Problems to work on
a) Using the forum thread below on the new model output types, state whether each statement agrees with it, answering yes or no and quoting the deciding words exactly: (i) Indexing the outputs by integer or by slice skips fields set to None. (ii) Accessing a None field by its key returns None. (iii) The new feature works with nn.DataParallel.
b) Write what comes next in the forum thread below on the new model output types, starting after its last post.

Text provided

■ ■ ■

New model output types

As was requested in #5226, model outputs are now more informative than just plain tuples (without breaking changes); PyTorch models now return a subclass of ModelOutput that is appropriate. Here is an example on a base model:

from transformers import BertTokenizer, BertForSequenceClassification
import torch

tokenizer = BertTokenizer.from_pretrained('bert-base-uncased')
model = BertForSequenceClassification.from_pretrained('bert-base-uncased')

inputs = tokenizer("Hello, my dog is cute", return_tensors="pt")
labels = torch.tensor([1]).unsqueeze(0)  # Batch size 1
outputs = model(**inputs, labels=labels)

Then outputs will be an SequenceClassifierOutput object, which has the returned elements as attributes. The old syntax

loss, logits = outputs[:2]

will still work, but you can also do

loss = outputs.loss
logits = outputs.logits

or also

loss = outputs["loss"]
logits = outputs["logits"]

Under the hood, outputs is a dataclass with optional fields that may be set to None if they are not returned by the model (like attentions in our example). If you index by integer or by slice, the None fields are skipped (for backward-compatibility). If you try to access an attribute that’s set to None by its key (for instance here outputs["attentions"]), it will return an error.

You can convert those outputs to a regular tuple/dict with outputs.to_tuple() or outputs.to_dict().

You can revert to the old behavior of having tuple by setting return_tuple=True in the config you pass to your model, or when you instantiate your model, or when you call your model on some inputs. If you’re using torchscript (and the config you passed to your model has config.torchscript = True) this will automatically be the case (because jit only handles tuples as outputs).

Hope you like this new feature!

11 Likes

So many quality of life improvements recently.

Thanks for all your work and effort.

3 Likes

Thanks! This is a really nice improvement :slight_smile:

1 Like

I hadn’t seen this before. This is great! Might help get some confusion out of the way.

FYI, this new feature breaks when using nn.DataParallel (multi gpu) as currently torch.nn.parallel.scatter_gather.gather can’t gather outputs that are dataclasses .

There are workarounds worked on in the core, but until then if you run into this issue in your custom code you may need to add:

+            if isinstance(model, torch.nn.DataParallel):
+                inputs["return_tuple"] = True

before your call:

             outputs = model(**inputs)

For more details see: https://github.com/huggingface/transformers/issues/5693

p.s. voting on the pytorch issue may help resolve this globally faster.

2 Likes

By voting you mean thumbing-up, right? Done. This would indeed be helpful because I assume that some of the examples may not work with this new functionality out of the box.

(As an aside: nice to see that transformers has grown so much that it is taken into account by the big developer league. :smile:)

■ ■ ■

The data
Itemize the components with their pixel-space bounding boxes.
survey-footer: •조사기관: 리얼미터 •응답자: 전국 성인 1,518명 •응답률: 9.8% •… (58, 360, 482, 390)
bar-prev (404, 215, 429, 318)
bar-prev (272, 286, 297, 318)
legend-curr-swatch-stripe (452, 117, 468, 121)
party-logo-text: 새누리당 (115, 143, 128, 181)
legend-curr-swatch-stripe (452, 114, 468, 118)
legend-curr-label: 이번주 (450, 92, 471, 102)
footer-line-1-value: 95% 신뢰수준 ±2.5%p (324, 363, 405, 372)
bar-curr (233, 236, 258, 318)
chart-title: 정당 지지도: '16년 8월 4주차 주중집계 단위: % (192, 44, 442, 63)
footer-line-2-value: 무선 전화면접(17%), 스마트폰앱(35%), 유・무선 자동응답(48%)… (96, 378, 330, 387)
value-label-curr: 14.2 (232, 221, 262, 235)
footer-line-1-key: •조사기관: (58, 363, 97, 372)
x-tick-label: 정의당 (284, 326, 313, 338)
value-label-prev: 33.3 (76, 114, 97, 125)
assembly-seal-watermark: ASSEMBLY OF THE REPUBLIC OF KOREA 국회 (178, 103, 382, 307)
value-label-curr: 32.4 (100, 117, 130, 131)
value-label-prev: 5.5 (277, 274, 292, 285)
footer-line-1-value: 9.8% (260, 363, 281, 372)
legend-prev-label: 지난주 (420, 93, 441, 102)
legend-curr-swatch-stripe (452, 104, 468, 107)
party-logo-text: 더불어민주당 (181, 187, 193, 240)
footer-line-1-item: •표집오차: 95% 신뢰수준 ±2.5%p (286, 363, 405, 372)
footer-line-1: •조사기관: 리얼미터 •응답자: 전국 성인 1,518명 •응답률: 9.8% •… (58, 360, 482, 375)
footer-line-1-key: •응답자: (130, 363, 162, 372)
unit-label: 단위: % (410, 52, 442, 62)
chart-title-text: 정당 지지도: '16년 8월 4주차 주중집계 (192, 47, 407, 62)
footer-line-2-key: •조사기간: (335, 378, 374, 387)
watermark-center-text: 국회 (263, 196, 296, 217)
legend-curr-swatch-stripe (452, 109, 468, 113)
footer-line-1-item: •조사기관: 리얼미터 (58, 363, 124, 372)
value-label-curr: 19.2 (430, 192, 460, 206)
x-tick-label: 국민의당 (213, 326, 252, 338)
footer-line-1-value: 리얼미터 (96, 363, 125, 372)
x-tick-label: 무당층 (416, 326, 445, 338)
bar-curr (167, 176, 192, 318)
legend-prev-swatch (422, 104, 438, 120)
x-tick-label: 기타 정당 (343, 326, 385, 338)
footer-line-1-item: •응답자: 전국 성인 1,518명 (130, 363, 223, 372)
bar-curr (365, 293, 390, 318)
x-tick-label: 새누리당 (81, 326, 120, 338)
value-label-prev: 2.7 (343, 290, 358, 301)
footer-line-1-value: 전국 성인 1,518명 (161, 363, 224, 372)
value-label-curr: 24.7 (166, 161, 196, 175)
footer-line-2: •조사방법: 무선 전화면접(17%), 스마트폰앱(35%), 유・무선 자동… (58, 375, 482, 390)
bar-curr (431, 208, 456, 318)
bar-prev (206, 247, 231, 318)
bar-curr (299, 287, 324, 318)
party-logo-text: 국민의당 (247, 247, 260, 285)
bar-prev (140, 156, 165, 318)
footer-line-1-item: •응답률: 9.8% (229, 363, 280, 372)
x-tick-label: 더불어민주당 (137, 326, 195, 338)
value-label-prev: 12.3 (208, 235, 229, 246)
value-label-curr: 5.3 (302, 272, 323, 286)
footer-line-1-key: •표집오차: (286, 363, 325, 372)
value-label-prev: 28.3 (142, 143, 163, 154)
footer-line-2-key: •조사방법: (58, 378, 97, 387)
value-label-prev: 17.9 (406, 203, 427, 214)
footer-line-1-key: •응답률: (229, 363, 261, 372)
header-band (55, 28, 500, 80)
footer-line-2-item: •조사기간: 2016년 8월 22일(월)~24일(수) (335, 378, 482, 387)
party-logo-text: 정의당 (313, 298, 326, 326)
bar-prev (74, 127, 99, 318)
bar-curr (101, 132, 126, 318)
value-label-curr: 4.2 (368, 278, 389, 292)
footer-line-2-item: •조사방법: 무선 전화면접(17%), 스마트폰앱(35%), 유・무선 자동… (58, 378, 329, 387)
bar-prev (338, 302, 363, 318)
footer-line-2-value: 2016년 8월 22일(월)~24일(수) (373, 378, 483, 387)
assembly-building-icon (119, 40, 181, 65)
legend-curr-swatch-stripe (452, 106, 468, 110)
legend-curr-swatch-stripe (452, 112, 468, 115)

■ ■ ■

Answers in order
a)
(i) Yes: "If you index by integer or by slice, the None fields are skipped"
(ii) No: "If you try to access an attribute that’s set to None by its key (for instance here outputs["attentions"]), it will return an error."
(iii) No: "this new feature breaks when using nn.DataParallel (multi gpu)"

b)
Yes and thank you, @BramVanroy.

This would indeed be helpful because I assume that some of the examples may not work with this new functionality out of the box.

Until pytorch sorts this out a potential workaround is being worked on: https://github.com/huggingface/transformers/pull/5941

(As an aside: nice to see that transformers has grown so much that it is taken into account by the big developer league. :smile:)

Indeed!

1 Like

So after a few weeks of experimenting with this functionality, we have discovered this whole thing is a little bit more complicated than we initially thought.

As mentioned above in this thread, there is a problem with torch.nn.DataParallel. It also causes problem when exporting to ONNX or others. Those can be fixed, but the biggest problem is that TensorFlow does not like those new model output types at all, so we are now left with two different APIs for PyTorch and TensorFlow, which is not what we want for the library.

On the other hand, we have a version that works with TensorFlow and doesn’t break torch.nn.DataParallel in #5981. Its problem is that it breaks backward-compatibility since this model output behaves more like a dict than tuple, and unpacking it (e.g. doing loss, logits = output) iters through the keys and not the values. This breaks pretty much all tests and examples since we use that unpacking a lot.

After lots of internal discussion, and since we can’t find a way to have the best of both world (e.g., fix the current model output without breaking change to work with TensorFlow and torch.nn.DataParallel) we have decided to revert a bit those changes. I’ll start implementing the following tomorrow:

  1. The current ModelOutput will become the more-dict-version in #5981 and it will be used for all TensorFlow models as well as PyTorch.
  2. Since this is a breaking change, we’ll switch the flip on the other side: instead of getting the new model outputs and having the possibility of getting back a tuple with return_tuple=True, we will go back to return tuple by default and have a return_dict argument you can pass to get the new model outputs.
  3. Update all our examples to use return_dict=True and discourage the use of unpacking, so that everyone has time to get use to the future breaking change to come. Test and fix potential side effects.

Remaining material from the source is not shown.